** START OF The input **

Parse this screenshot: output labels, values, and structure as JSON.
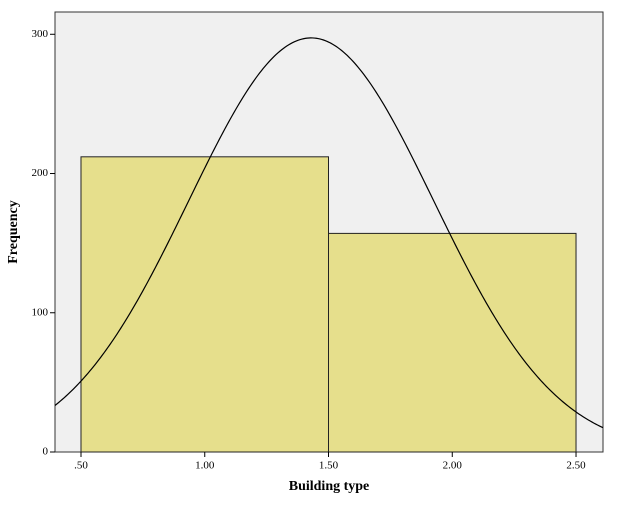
{
  "chart_data": {
    "type": "histogram",
    "x_label": "Building type",
    "y_label": "Frequency",
    "bins": [
      0.5,
      1.5,
      2.5
    ],
    "counts": [
      212,
      157
    ],
    "color": "#e6df8c",
    "xlim": [
      0.395,
      2.609
    ],
    "ylim": [
      0,
      316
    ],
    "xticks": [
      {
        "value": 0.5,
        "label": ".50"
      },
      {
        "value": 1,
        "label": "1.00"
      },
      {
        "value": 1.5,
        "label": "1.50"
      },
      {
        "value": 2,
        "label": "2.00"
      },
      {
        "value": 2.5,
        "label": "2.50"
      }
    ],
    "yticks": [
      0,
      100,
      200,
      300
    ],
    "normal_curve": {
      "mean": 1.43,
      "sd": 0.495,
      "n": 369
    }
  }
}
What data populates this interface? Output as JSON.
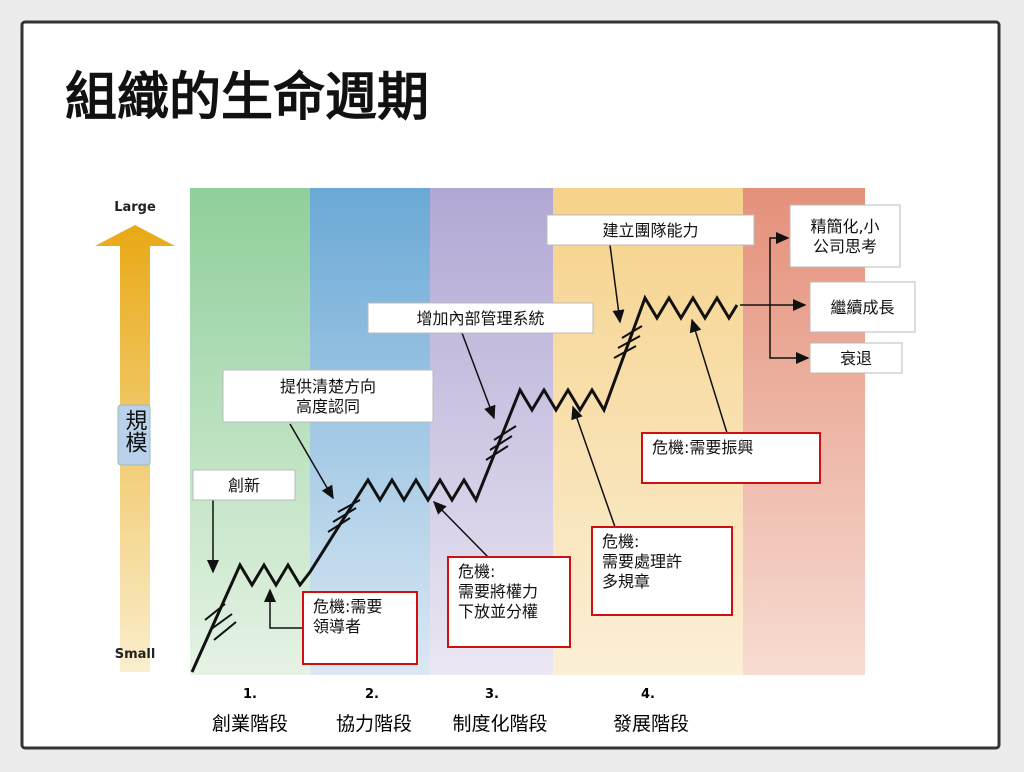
{
  "title": "組織的生命週期",
  "axis": {
    "top": "Large",
    "bottom": "Small",
    "label": "規模"
  },
  "stages": [
    {
      "number": "1.",
      "name": "創業階段"
    },
    {
      "number": "2.",
      "name": "協力階段"
    },
    {
      "number": "3.",
      "name": "制度化階段"
    },
    {
      "number": "4.",
      "name": "發展階段"
    }
  ],
  "annotations": [
    {
      "lines": [
        "建立團隊能力"
      ]
    },
    {
      "lines": [
        "增加內部管理系統"
      ]
    },
    {
      "lines": [
        "提供清楚方向",
        "高度認同"
      ]
    },
    {
      "lines": [
        "創新"
      ]
    },
    {
      "lines": [
        "危機:需要振興"
      ]
    },
    {
      "lines": [
        "危機:",
        "需要處理許",
        "多規章"
      ]
    },
    {
      "lines": [
        "危機:",
        "需要將權力",
        "下放並分權"
      ]
    },
    {
      "lines": [
        "危機:需要",
        "領導者"
      ]
    }
  ],
  "outcomes": [
    {
      "lines": [
        "精簡化,小",
        "公司思考"
      ]
    },
    {
      "lines": [
        "繼續成長"
      ]
    },
    {
      "lines": [
        "衰退"
      ]
    }
  ]
}
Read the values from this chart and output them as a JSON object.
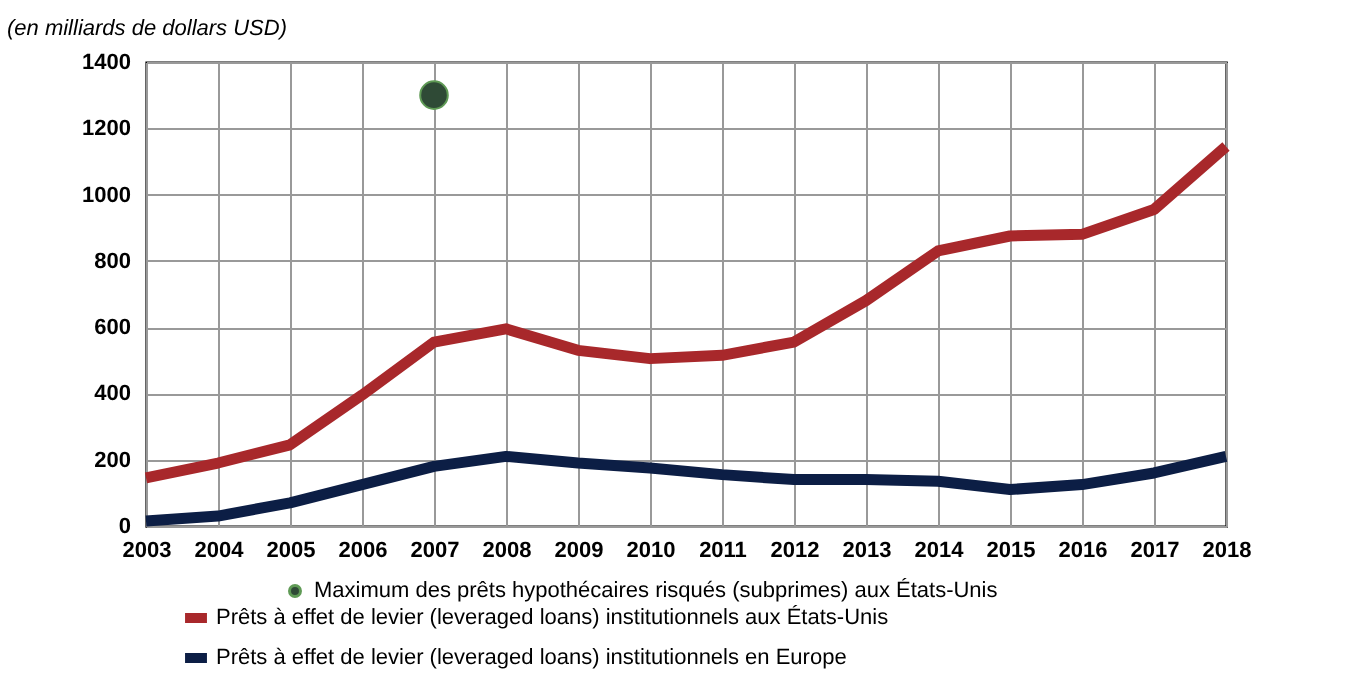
{
  "chart_data": {
    "type": "line",
    "ylabel": "(en milliards de dollars USD)",
    "categories": [
      "2003",
      "2004",
      "2005",
      "2006",
      "2007",
      "2008",
      "2009",
      "2010",
      "2011",
      "2012",
      "2013",
      "2014",
      "2015",
      "2016",
      "2017",
      "2018"
    ],
    "series": [
      {
        "name": "Maximum des prêts hypothécaires risqués (subprimes) aux États-Unis",
        "type": "scatter",
        "color": "#2f4a36",
        "values": [
          null,
          null,
          null,
          null,
          1300,
          null,
          null,
          null,
          null,
          null,
          null,
          null,
          null,
          null,
          null,
          null
        ]
      },
      {
        "name": "Prêts à effet de levier (leveraged loans) institutionnels aux États-Unis",
        "color": "#a8282b",
        "values": [
          145,
          190,
          245,
          395,
          555,
          595,
          530,
          505,
          515,
          555,
          680,
          830,
          875,
          880,
          955,
          1145
        ]
      },
      {
        "name": "Prêts à effet de levier (leveraged loans) institutionnels en Europe",
        "color": "#0c1e45",
        "values": [
          15,
          30,
          70,
          125,
          180,
          210,
          190,
          175,
          155,
          140,
          140,
          135,
          110,
          125,
          160,
          210
        ]
      }
    ],
    "ylim": [
      0,
      1400
    ],
    "yticks": [
      0,
      200,
      400,
      600,
      800,
      1000,
      1200,
      1400
    ],
    "grid": true,
    "legend": "bottom"
  }
}
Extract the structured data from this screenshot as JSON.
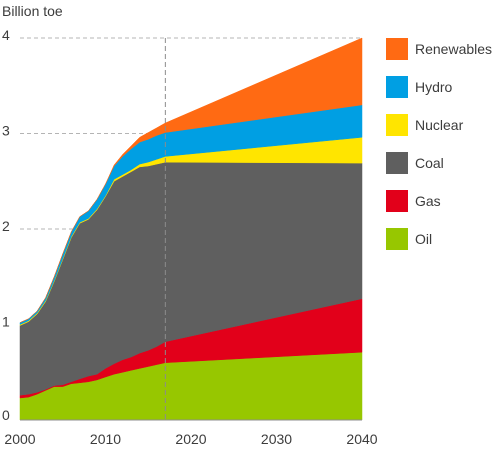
{
  "chart_data": {
    "type": "area",
    "stacked": true,
    "ylabel": "Billion toe",
    "xlabel": "",
    "xlim": [
      2000,
      2040
    ],
    "ylim": [
      0,
      4
    ],
    "x_ticks": [
      2000,
      2010,
      2020,
      2030,
      2040
    ],
    "x_tick_labels": [
      "2000",
      "2010",
      "2020",
      "2030",
      "2040"
    ],
    "y_ticks": [
      0,
      1,
      2,
      3,
      4
    ],
    "y_tick_labels": [
      "0",
      "1",
      "2",
      "3",
      "4"
    ],
    "grid": "horizontal-dashed",
    "reference_line_x": 2017,
    "legend_position": "right",
    "x": [
      2000,
      2001,
      2002,
      2003,
      2004,
      2005,
      2006,
      2007,
      2008,
      2009,
      2010,
      2011,
      2012,
      2013,
      2014,
      2015,
      2016,
      2017,
      2040
    ],
    "series": [
      {
        "name": "Oil",
        "color": "#97c700",
        "values": [
          0.23,
          0.24,
          0.27,
          0.31,
          0.35,
          0.35,
          0.38,
          0.39,
          0.4,
          0.42,
          0.45,
          0.48,
          0.5,
          0.52,
          0.54,
          0.56,
          0.58,
          0.6,
          0.71
        ]
      },
      {
        "name": "Gas",
        "color": "#e2001a",
        "values": [
          0.03,
          0.03,
          0.02,
          0.01,
          0.01,
          0.02,
          0.02,
          0.04,
          0.06,
          0.06,
          0.09,
          0.11,
          0.13,
          0.14,
          0.16,
          0.17,
          0.19,
          0.22,
          0.56
        ]
      },
      {
        "name": "Coal",
        "color": "#5f5f5f",
        "values": [
          0.73,
          0.76,
          0.82,
          0.92,
          1.09,
          1.31,
          1.51,
          1.63,
          1.64,
          1.72,
          1.8,
          1.91,
          1.92,
          1.94,
          1.95,
          1.93,
          1.91,
          1.88,
          1.42
        ]
      },
      {
        "name": "Nuclear",
        "color": "#ffe500",
        "values": [
          0.01,
          0.01,
          0.01,
          0.01,
          0.01,
          0.01,
          0.01,
          0.01,
          0.01,
          0.01,
          0.01,
          0.02,
          0.02,
          0.02,
          0.03,
          0.04,
          0.05,
          0.06,
          0.27
        ]
      },
      {
        "name": "Hydro",
        "color": "#009fe3",
        "values": [
          0.02,
          0.02,
          0.02,
          0.03,
          0.04,
          0.05,
          0.05,
          0.06,
          0.08,
          0.1,
          0.12,
          0.14,
          0.19,
          0.22,
          0.23,
          0.24,
          0.25,
          0.25,
          0.34
        ]
      },
      {
        "name": "Renewables",
        "color": "#ff6a13",
        "values": [
          0.0,
          0.0,
          0.0,
          0.0,
          0.0,
          0.0,
          0.0,
          0.0,
          0.0,
          0.0,
          0.0,
          0.01,
          0.02,
          0.03,
          0.05,
          0.07,
          0.08,
          0.1,
          0.7
        ]
      }
    ]
  }
}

** END OF The input **

Requirement :: Track down every line with the word "loans" and copy it.

Response to this exercise ::
        "name": "Prêts à effet de levier (leveraged loans) institutionnels aux États-Unis",
        "name": "Prêts à effet de levier (leveraged loans) institutionnels en Europe",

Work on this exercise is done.